Given problem: Copy each line of the listing below exactly.

=== Input data ===

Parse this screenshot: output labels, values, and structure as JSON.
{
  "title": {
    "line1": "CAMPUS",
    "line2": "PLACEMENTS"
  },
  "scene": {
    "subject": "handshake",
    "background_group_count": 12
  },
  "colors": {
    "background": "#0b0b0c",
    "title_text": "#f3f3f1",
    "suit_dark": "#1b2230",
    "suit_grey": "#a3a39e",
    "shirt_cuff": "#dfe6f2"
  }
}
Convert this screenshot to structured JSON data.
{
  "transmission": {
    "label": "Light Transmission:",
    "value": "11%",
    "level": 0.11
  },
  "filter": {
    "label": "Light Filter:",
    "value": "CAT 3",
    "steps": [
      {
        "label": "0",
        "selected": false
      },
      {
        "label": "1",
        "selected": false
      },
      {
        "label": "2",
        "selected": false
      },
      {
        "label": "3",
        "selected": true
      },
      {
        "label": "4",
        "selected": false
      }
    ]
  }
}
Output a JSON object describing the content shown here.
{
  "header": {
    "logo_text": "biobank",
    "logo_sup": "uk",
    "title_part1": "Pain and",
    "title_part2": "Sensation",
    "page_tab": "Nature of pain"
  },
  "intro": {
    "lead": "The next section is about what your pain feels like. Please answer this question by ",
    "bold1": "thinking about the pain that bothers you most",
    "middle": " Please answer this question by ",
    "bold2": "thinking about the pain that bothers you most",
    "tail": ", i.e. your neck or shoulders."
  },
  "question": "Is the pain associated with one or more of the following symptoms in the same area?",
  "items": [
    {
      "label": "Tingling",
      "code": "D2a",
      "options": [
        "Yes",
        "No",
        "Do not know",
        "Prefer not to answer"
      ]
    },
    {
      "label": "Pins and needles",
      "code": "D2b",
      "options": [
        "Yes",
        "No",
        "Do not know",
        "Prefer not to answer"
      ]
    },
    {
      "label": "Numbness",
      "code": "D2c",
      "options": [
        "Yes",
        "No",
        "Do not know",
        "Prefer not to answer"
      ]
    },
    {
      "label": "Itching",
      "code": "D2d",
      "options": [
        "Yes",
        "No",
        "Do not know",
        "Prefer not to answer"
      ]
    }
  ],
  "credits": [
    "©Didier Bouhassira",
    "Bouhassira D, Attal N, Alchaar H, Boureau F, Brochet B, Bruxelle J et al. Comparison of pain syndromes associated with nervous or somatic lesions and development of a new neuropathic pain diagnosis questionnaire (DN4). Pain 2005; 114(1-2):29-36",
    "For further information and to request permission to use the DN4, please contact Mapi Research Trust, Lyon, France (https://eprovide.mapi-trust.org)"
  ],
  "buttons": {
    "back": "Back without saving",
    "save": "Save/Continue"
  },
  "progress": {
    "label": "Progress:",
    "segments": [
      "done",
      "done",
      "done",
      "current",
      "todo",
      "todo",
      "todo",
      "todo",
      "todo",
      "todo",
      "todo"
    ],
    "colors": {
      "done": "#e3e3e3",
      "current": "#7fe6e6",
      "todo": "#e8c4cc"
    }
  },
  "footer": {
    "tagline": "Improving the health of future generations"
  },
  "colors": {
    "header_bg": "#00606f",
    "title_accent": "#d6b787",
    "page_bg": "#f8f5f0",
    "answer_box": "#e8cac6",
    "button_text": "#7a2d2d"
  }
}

===

Written solution:
Parse this screenshot: output labels, values, and structure as JSON.
{
  "title": {
    "line1": "CAMPUS",
    "line2": "PLACEMENTS"
  },
  "scene": {
    "subject": "handshake",
    "background_group_count": 12
  },
  "colors": {
    "background": "#0b0b0c",
    "title_text": "#f3f3f1",
    "suit_dark": "#1b2230",
    "suit_grey": "#a3a39e",
    "shirt_cuff": "#dfe6f2"
  }
}
Convert this screenshot to structured JSON data.
{
  "transmission": {
    "label": "Light Transmission:",
    "value": "11%",
    "level": 0.11
  },
  "filter": {
    "label": "Light Filter:",
    "value": "CAT 3",
    "steps": [
      {
        "label": "0",
        "selected": false
      },
      {
        "label": "1",
        "selected": false
      },
      {
        "label": "2",
        "selected": false
      },
      {
        "label": "3",
        "selected": true
      },
      {
        "label": "4",
        "selected": false
      }
    ]
  }
}
Output a JSON object describing the content shown here.
{
  "header": {
    "logo_text": "biobank",
    "logo_sup": "uk",
    "title_part1": "Pain and",
    "title_part2": "Sensation",
    "page_tab": "Nature of pain"
  },
  "intro": {
    "lead": "The next section is about what your pain feels like. Please answer this question by ",
    "bold1": "thinking about the pain that bothers you most",
    "middle": " Please answer this question by ",
    "bold2": "thinking about the pain that bothers you most",
    "tail": ", i.e. your neck or shoulders."
  },
  "question": "Is the pain associated with one or more of the following symptoms in the same area?",
  "items": [
    {
      "label": "Tingling",
      "code": "D2a",
      "options": [
        "Yes",
        "No",
        "Do not know",
        "Prefer not to answer"
      ]
    },
    {
      "label": "Pins and needles",
      "code": "D2b",
      "options": [
        "Yes",
        "No",
        "Do not know",
        "Prefer not to answer"
      ]
    },
    {
      "label": "Numbness",
      "code": "D2c",
      "options": [
        "Yes",
        "No",
        "Do not know",
        "Prefer not to answer"
      ]
    },
    {
      "label": "Itching",
      "code": "D2d",
      "options": [
        "Yes",
        "No",
        "Do not know",
        "Prefer not to answer"
      ]
    }
  ],
  "credits": [
    "©Didier Bouhassira",
    "Bouhassira D, Attal N, Alchaar H, Boureau F, Brochet B, Bruxelle J et al. Comparison of pain syndromes associated with nervous or somatic lesions and development of a new neuropathic pain diagnosis questionnaire (DN4). Pain 2005; 114(1-2):29-36",
    "For further information and to request permission to use the DN4, please contact Mapi Research Trust, Lyon, France (https://eprovide.mapi-trust.org)"
  ],
  "buttons": {
    "back": "Back without saving",
    "save": "Save/Continue"
  },
  "progress": {
    "label": "Progress:",
    "segments": [
      "done",
      "done",
      "done",
      "current",
      "todo",
      "todo",
      "todo",
      "todo",
      "todo",
      "todo",
      "todo"
    ],
    "colors": {
      "done": "#e3e3e3",
      "current": "#7fe6e6",
      "todo": "#e8c4cc"
    }
  },
  "footer": {
    "tagline": "Improving the health of future generations"
  },
  "colors": {
    "header_bg": "#00606f",
    "title_accent": "#d6b787",
    "page_bg": "#f8f5f0",
    "answer_box": "#e8cac6",
    "button_text": "#7a2d2d"
  }
}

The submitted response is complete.